* [PASSAGE]:
+++

If you look at our overlays, you can find how we generate it:

Thanks, I will try that but I don’t see how it can make a difference with the DMA xlnk read issue.

@dimiter, I also noticed that you have used allocate function and cma_array function both. You don’t have to - you only need

in_buffer = xlnk.cma_array(shape=(100, 100, 3), dtype=np.uint8, cacheable=1)
out_buffer = xlnk.cma_array(shape=(100, 100, 3), dtype=np.uint8, cacheable=1)

@Jia-Ming_Lin Not sure if you are able to resolve it. For me, I am using the DMA calls consistently without having issues. So it is somewhere in your flow that is not done properly. If you still need help, please zip up the entire vivado project (along with the tcl file that generates your block design), your HLS IP, and your notebook, and send it to me. I can have a look when I have some time.

+++

* [JOBS]:
- A) Answer these questions about the forum thread on DMA buffers, marking each answer with the same numeral:
(i) What shape is given for in_buffer?
(ii) Which two functions did @dimiter use, according to the reply addressed to that user?
(iii) What does the last post ask to have zipped up and sent?
- B) From the forum thread on DMA buffers, reproduce word for word the part that opens with the words containing "If you look" and closes with "have some time.".
- C) Pick up the forum thread on DMA buffers and extend it from its last sentence onward.

* [DATA PROVIDED]:

+++

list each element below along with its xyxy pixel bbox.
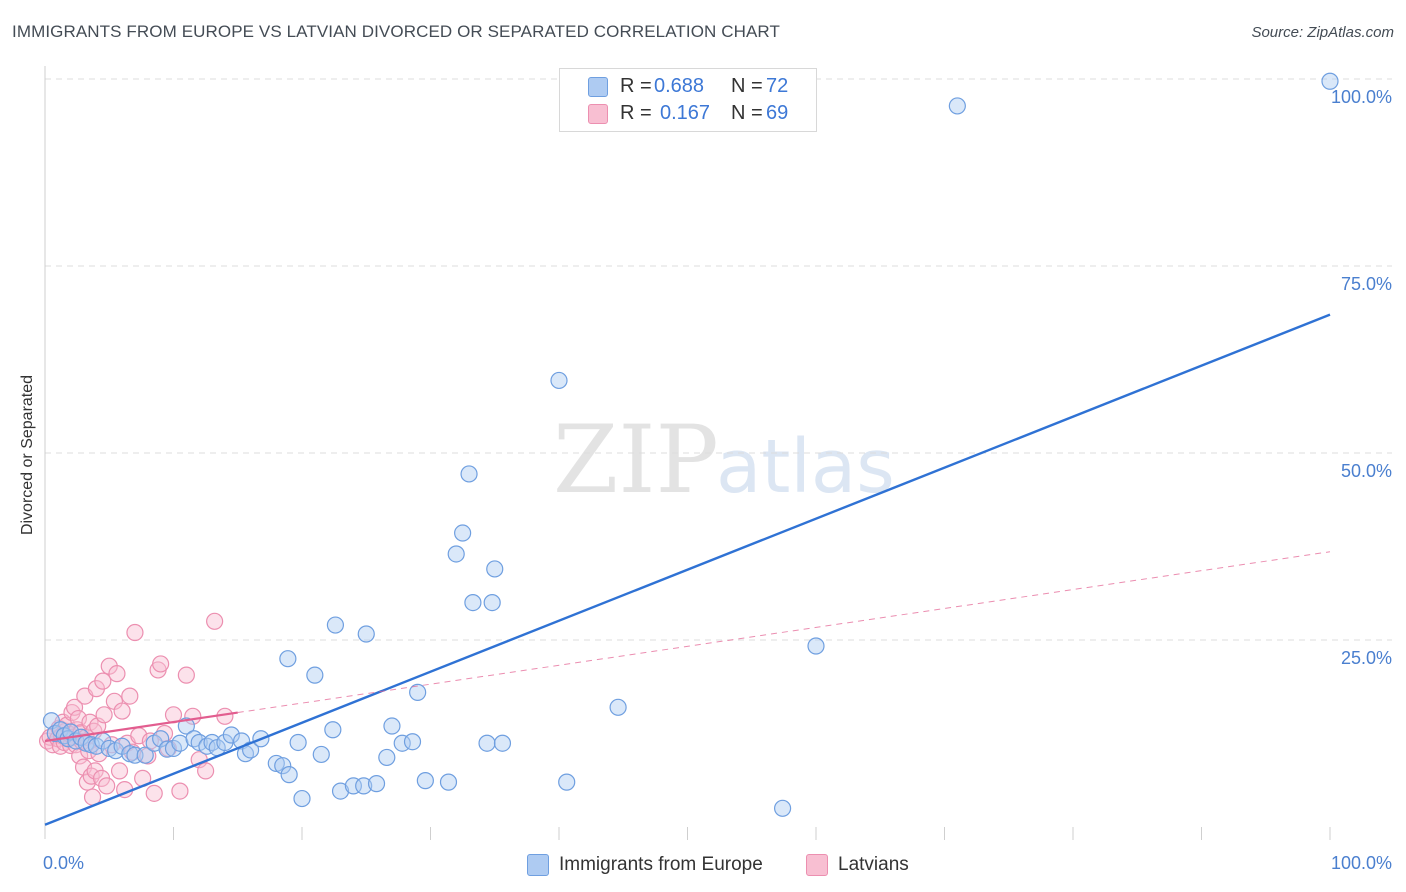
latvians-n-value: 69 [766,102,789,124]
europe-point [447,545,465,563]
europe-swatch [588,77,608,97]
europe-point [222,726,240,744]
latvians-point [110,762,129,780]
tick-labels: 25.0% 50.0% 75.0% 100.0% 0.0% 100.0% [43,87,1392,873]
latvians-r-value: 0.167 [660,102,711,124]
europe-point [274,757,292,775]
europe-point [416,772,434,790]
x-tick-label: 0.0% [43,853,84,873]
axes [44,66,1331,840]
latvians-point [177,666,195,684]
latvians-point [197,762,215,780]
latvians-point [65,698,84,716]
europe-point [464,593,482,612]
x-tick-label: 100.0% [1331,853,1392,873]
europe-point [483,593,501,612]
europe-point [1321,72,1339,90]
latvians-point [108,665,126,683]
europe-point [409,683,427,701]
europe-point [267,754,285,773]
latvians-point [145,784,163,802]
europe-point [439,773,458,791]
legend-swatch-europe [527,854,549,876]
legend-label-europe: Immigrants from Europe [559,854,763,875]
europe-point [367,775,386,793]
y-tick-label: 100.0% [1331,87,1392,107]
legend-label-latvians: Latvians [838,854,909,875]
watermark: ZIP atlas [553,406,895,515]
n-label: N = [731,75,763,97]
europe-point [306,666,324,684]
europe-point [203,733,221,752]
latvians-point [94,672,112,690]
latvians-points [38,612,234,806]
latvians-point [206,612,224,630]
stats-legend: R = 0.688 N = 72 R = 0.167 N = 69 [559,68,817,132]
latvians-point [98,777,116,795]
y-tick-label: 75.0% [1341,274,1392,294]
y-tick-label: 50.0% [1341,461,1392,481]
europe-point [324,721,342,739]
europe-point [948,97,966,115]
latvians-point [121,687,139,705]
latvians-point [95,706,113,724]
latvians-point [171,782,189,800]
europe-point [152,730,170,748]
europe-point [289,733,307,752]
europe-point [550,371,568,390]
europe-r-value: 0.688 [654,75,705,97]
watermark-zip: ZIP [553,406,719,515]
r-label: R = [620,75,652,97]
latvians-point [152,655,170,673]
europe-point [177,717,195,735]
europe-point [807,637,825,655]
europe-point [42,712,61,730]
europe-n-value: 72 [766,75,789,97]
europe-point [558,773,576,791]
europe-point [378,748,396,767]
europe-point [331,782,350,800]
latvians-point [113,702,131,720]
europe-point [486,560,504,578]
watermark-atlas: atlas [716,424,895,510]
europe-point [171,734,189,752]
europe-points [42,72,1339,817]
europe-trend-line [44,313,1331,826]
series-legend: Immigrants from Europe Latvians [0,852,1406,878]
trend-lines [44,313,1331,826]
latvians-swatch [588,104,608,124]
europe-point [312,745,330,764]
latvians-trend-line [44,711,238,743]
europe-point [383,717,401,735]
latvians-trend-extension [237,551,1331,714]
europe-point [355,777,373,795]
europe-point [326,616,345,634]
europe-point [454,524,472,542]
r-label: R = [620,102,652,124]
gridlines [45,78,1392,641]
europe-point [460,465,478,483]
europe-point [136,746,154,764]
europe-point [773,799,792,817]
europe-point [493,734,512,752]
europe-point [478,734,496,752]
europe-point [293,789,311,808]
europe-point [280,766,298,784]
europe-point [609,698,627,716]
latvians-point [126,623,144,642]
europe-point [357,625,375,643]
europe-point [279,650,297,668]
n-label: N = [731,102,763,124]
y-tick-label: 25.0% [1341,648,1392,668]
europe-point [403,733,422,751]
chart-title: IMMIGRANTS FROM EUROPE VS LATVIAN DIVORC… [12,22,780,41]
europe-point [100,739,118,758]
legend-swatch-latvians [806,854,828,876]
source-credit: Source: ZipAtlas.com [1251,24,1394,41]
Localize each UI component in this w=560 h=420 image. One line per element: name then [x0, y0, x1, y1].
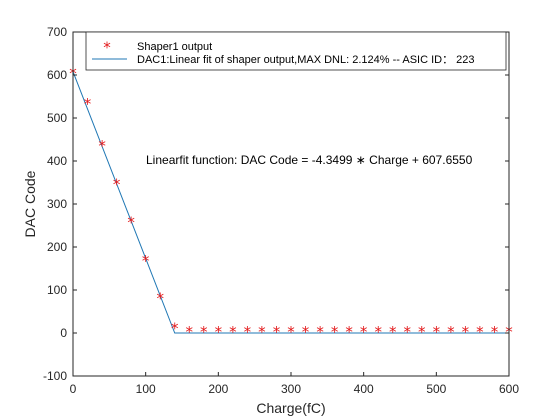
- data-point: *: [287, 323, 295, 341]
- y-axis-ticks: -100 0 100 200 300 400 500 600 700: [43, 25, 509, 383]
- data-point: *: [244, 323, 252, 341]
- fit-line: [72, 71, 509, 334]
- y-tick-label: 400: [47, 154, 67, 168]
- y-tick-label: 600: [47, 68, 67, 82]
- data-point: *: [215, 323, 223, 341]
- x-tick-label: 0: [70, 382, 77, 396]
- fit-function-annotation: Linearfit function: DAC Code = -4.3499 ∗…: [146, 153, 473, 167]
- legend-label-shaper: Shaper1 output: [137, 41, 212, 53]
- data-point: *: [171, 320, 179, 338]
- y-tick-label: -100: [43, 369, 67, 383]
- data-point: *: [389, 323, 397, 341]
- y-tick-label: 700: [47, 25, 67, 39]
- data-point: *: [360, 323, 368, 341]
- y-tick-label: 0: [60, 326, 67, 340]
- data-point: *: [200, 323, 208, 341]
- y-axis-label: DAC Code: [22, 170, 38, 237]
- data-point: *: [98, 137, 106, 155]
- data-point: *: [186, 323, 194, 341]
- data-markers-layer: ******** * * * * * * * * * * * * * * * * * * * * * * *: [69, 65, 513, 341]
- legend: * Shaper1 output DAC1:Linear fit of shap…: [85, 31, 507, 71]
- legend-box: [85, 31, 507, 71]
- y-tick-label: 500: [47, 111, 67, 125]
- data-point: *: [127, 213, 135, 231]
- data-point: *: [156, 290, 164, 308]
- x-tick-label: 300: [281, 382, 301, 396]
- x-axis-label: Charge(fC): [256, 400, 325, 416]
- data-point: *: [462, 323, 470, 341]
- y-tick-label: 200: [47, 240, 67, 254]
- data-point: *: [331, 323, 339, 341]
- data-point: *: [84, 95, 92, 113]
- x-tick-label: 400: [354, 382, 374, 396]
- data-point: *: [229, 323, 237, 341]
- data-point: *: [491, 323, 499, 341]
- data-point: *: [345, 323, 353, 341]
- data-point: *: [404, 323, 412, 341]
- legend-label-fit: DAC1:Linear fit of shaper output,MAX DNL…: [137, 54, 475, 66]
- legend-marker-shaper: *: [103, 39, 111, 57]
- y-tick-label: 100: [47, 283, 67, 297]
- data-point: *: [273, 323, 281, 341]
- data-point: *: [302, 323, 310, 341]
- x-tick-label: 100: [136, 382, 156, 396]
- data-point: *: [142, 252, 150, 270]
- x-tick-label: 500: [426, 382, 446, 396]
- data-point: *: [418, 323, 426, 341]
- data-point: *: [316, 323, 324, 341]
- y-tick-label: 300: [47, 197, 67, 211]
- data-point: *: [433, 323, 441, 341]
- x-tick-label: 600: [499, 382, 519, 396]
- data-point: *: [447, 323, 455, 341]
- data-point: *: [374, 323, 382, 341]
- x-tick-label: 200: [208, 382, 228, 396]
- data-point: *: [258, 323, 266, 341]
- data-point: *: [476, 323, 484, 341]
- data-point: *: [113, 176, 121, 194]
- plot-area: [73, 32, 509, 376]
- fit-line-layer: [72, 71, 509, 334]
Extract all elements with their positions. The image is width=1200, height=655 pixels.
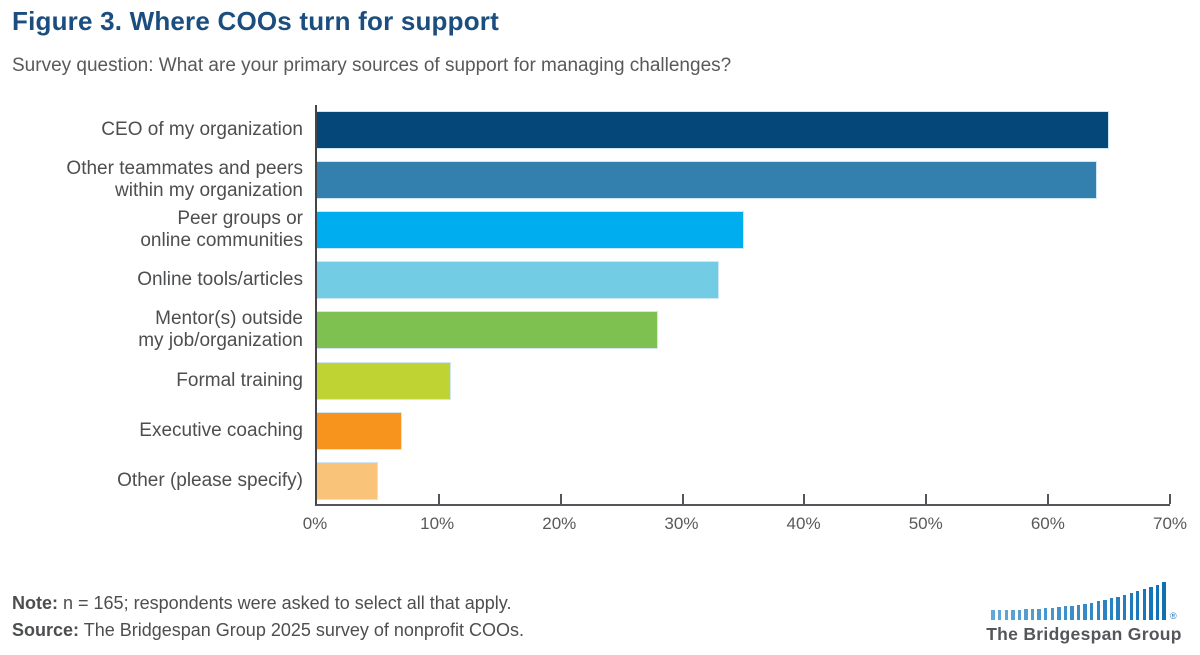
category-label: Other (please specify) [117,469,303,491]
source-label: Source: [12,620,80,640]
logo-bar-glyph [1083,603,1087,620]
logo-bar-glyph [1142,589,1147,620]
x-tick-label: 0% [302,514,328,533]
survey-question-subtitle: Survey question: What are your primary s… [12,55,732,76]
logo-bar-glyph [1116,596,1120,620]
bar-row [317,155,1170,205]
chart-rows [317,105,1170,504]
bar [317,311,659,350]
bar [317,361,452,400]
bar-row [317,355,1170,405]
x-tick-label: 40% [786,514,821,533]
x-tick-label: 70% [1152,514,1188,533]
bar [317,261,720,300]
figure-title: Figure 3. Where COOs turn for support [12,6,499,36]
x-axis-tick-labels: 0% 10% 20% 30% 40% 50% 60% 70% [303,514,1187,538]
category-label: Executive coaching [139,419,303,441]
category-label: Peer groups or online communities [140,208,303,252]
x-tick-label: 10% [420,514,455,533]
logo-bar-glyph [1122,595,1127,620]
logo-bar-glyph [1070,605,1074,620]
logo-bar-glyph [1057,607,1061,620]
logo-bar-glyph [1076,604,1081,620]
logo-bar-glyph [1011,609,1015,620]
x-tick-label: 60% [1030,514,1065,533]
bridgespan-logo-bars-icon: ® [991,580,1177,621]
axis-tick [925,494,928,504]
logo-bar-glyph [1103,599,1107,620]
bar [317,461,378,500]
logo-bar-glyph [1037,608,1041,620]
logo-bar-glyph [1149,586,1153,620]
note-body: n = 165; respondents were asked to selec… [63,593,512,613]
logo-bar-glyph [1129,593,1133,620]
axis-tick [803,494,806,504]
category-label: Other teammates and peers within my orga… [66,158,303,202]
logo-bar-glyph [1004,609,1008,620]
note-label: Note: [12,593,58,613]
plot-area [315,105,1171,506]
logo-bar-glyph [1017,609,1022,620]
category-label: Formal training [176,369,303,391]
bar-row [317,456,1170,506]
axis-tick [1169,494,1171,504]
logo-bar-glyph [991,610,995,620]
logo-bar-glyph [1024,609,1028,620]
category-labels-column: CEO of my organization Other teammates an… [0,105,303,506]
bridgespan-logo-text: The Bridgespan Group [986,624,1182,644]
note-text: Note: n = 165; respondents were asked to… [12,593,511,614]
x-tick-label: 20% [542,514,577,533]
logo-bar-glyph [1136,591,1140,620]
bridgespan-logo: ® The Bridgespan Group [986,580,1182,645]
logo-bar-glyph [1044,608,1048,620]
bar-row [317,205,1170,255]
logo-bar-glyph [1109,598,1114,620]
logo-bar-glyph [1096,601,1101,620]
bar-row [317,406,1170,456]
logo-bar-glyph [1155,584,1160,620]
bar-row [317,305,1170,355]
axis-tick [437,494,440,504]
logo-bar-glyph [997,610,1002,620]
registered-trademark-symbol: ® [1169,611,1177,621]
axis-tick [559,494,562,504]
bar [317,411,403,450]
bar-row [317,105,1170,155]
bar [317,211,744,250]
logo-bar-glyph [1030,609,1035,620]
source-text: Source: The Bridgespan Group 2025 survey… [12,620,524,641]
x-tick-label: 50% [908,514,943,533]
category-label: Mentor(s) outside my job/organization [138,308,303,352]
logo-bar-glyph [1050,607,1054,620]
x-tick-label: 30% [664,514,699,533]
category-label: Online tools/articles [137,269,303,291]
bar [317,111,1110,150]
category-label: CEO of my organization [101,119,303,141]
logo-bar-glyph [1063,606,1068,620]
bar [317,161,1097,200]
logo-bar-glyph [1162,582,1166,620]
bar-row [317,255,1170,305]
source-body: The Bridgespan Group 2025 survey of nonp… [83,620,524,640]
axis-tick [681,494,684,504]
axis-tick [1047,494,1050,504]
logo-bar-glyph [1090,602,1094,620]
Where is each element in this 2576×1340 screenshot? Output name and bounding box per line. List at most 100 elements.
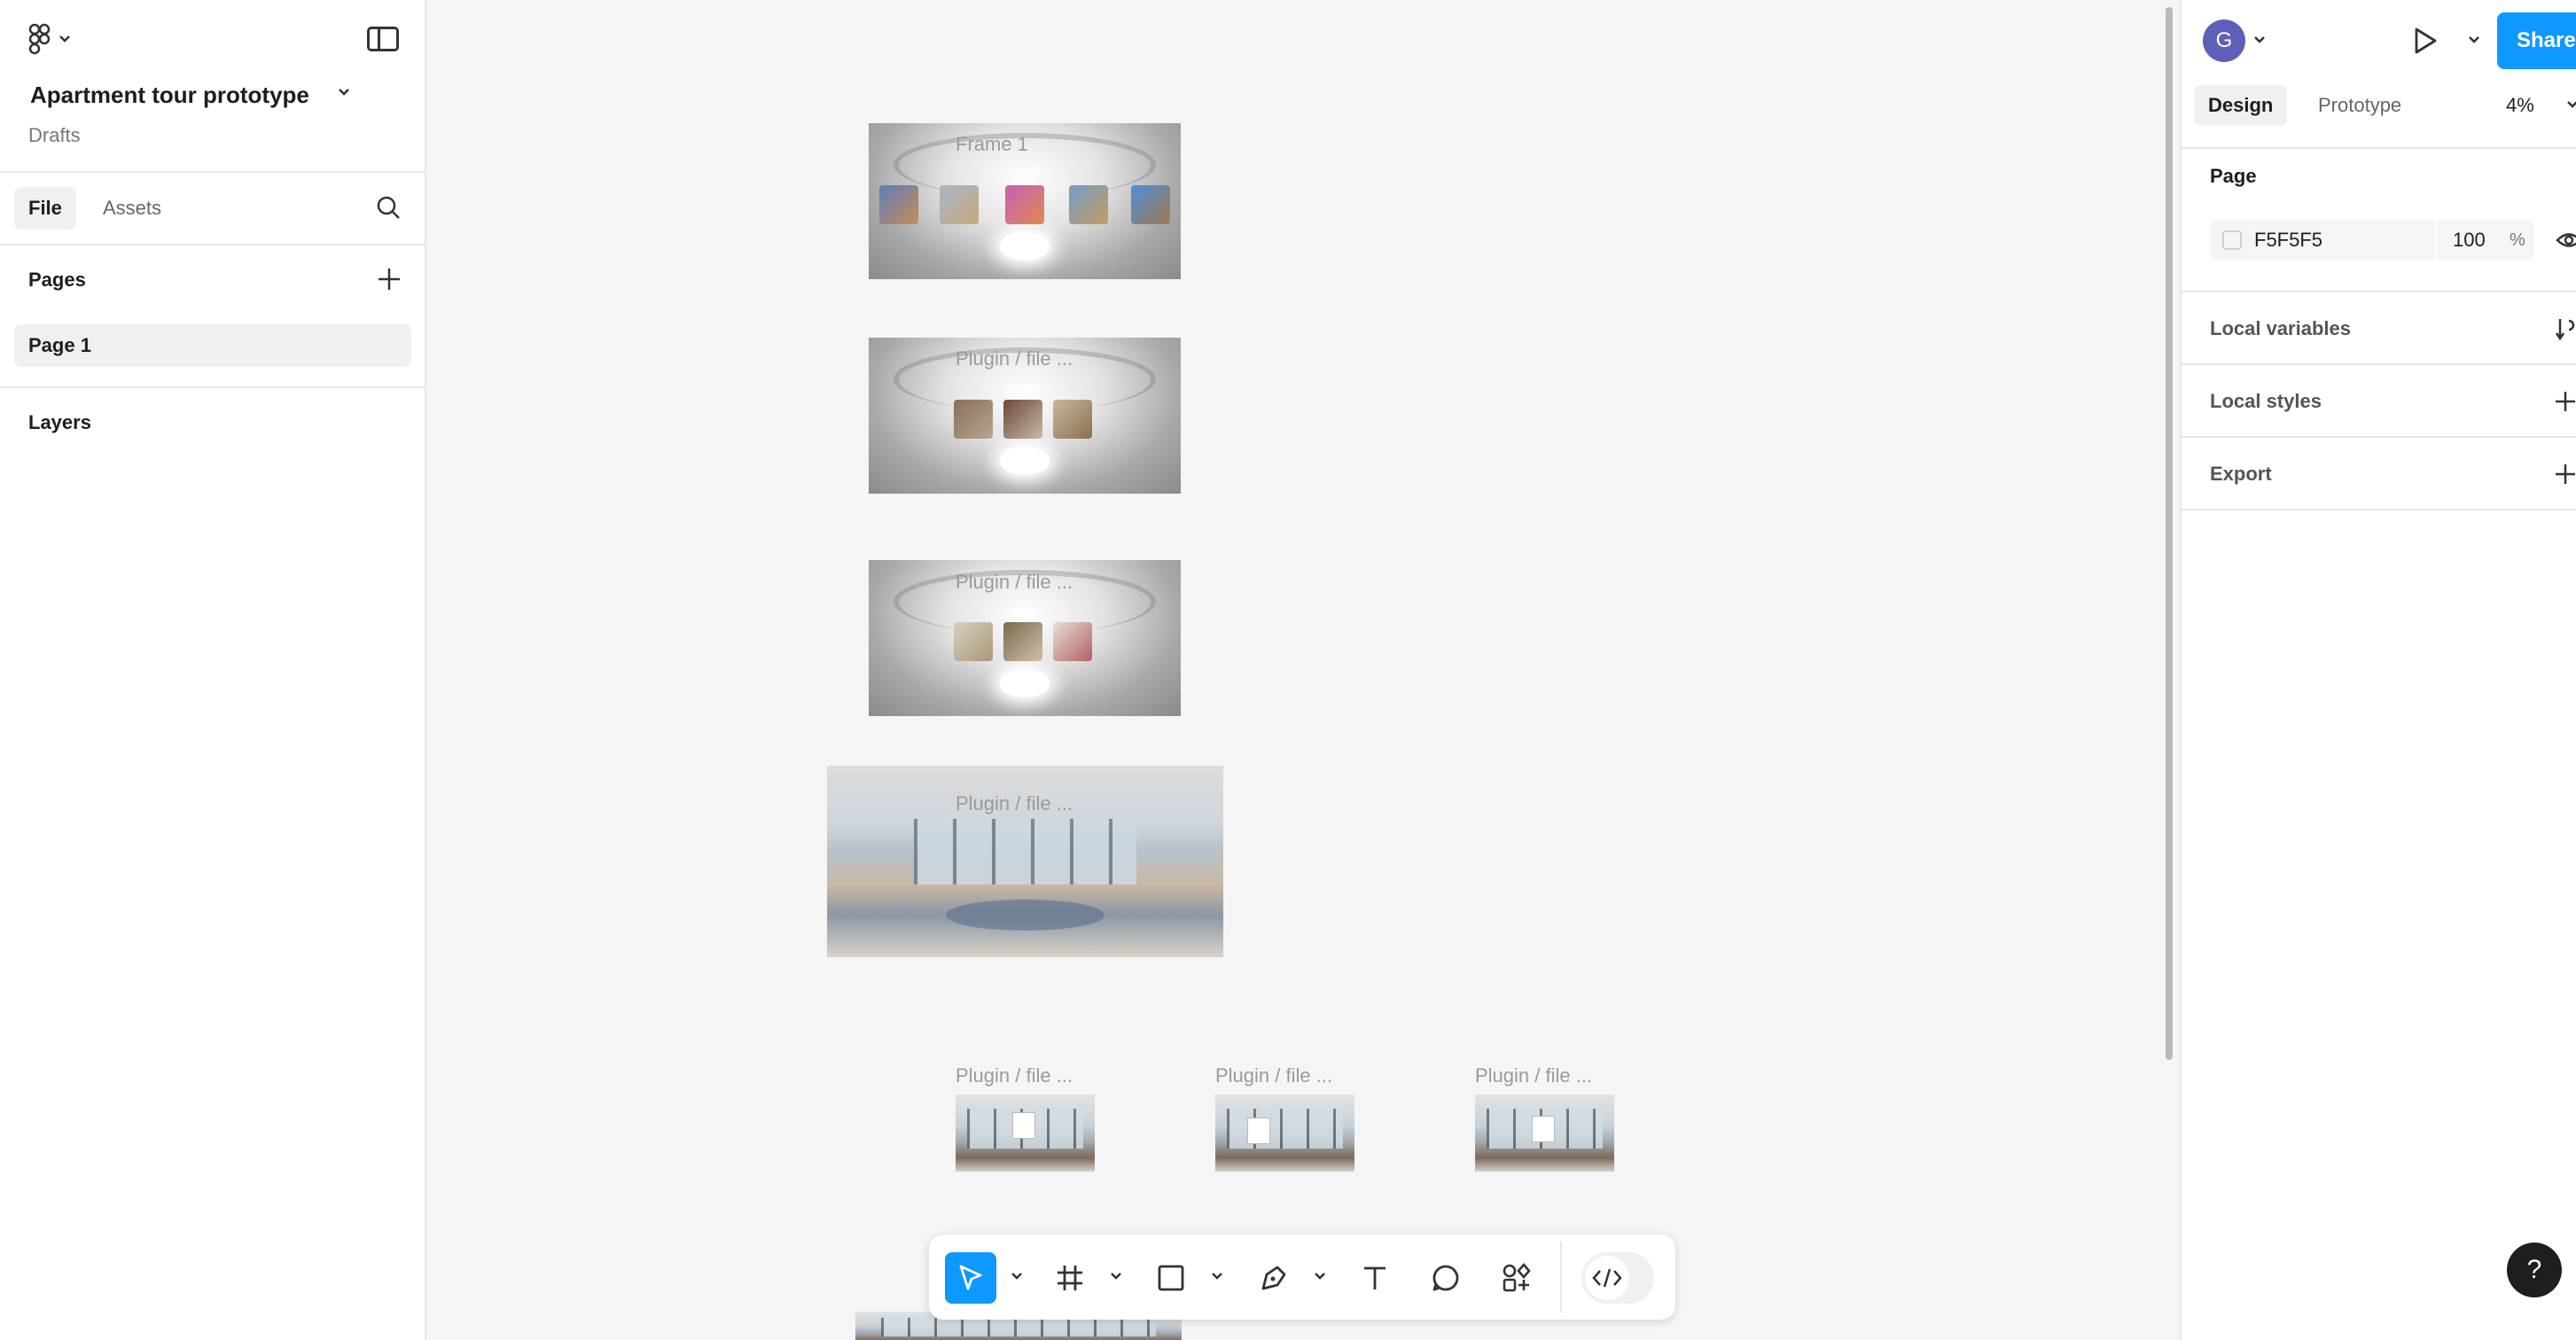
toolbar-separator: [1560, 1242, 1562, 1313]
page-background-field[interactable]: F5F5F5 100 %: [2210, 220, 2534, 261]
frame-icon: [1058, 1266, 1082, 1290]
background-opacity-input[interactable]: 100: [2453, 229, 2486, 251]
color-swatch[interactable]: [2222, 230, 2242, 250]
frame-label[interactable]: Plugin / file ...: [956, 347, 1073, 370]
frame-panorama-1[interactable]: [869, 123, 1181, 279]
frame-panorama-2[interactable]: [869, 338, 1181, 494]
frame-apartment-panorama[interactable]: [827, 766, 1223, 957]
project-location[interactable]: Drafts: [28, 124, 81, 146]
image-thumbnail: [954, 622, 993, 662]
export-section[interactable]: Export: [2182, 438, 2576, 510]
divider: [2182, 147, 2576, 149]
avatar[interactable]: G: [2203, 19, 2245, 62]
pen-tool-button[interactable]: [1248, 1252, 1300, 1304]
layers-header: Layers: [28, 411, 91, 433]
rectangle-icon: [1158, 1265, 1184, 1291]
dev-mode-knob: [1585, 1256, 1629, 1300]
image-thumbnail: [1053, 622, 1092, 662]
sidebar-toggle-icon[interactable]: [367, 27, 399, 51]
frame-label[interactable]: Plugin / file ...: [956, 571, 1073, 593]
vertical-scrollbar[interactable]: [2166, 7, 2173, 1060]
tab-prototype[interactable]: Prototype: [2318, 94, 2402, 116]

+++

* [EXERCISE RESPONSES]:
- A)
(i) (100, 100, 3)
(ii) The allocate function and the cma_array function.
(iii) The entire vivado project (along with the tcl file that generates the block design), the HLS IP, and the notebook.

- B)
If you look at our overlays, you can find how we generate it:

Thanks, I will try that but I don’t see how it can make a difference with the DMA xlnk read issue.

@dimiter, I also noticed that you have used allocate function and cma_array function both. You don’t have to - you only need

in_buffer = xlnk.cma_array(shape=(100, 100, 3), dtype=np.uint8, cacheable=1)
out_buffer = xlnk.cma_array(shape=(100, 100, 3), dtype=np.uint8, cacheable=1)

@Jia-Ming_Lin Not sure if you are able to resolve it. For me, I am using the DMA calls consistently without having issues. So it is somewhere in your flow that is not done properly. If you still need help, please zip up the entire vivado project (along with the tcl file that generates your block design), your HLS IP, and your notebook, and send it to me. I can have a look when I have some time.

- C)
Hi @rock,

Thank you for your help, and the attachments are as follows

  1. zip file of HLS code(compiled with Vivado HLS 2018.3)
  2. zip file of Block Design for Vivado.
    • DoCompute.tcl: Design using M_AXI_HPM0_FPD
    • DoComputeLPD.tcl: Design using M_AXI_HPM0_LPD
  3. conv_load_weights.ipynb: IPython notebook

The overall procedure is

  1. setting the IP to load data from DMA by setting a register(0x10) as 13.
  2. trigger the DMA and custom IP to work(0x0 = 1)
    • DMA stream data to IP, and IP write data to on-chip memory
  3. setting the IP status to do computation, here packing the cached data to stream to DMA and write to DRAM, by setting a register(0x10) as 1(any number other than 13).
  4. triggering the DMA and custom IP to work(0x0 = 1)
    • packing the cached data to stream to DMA and write to DRAM

I referred the similar method from SpooNN. I have successfully reproduced the experiments in SpooNN. However, the method/process doesn’t work when I try to implement by myself.

I have ever monitored the value of the control port(0x0), in my design, the status is always 1 after I triggered the transferring action(send data). However, in the SpooNN, the status would back to 4(idle) in a short time.

My tools version and environment

  • Ubuntu 18.04
  • Vivado HLS 2018.3 and Vivado 2018.3
  • Ultra96 v2
  • PYNQ 2.5

And thank you again for your help. (2.4 MB) (18.2 KB)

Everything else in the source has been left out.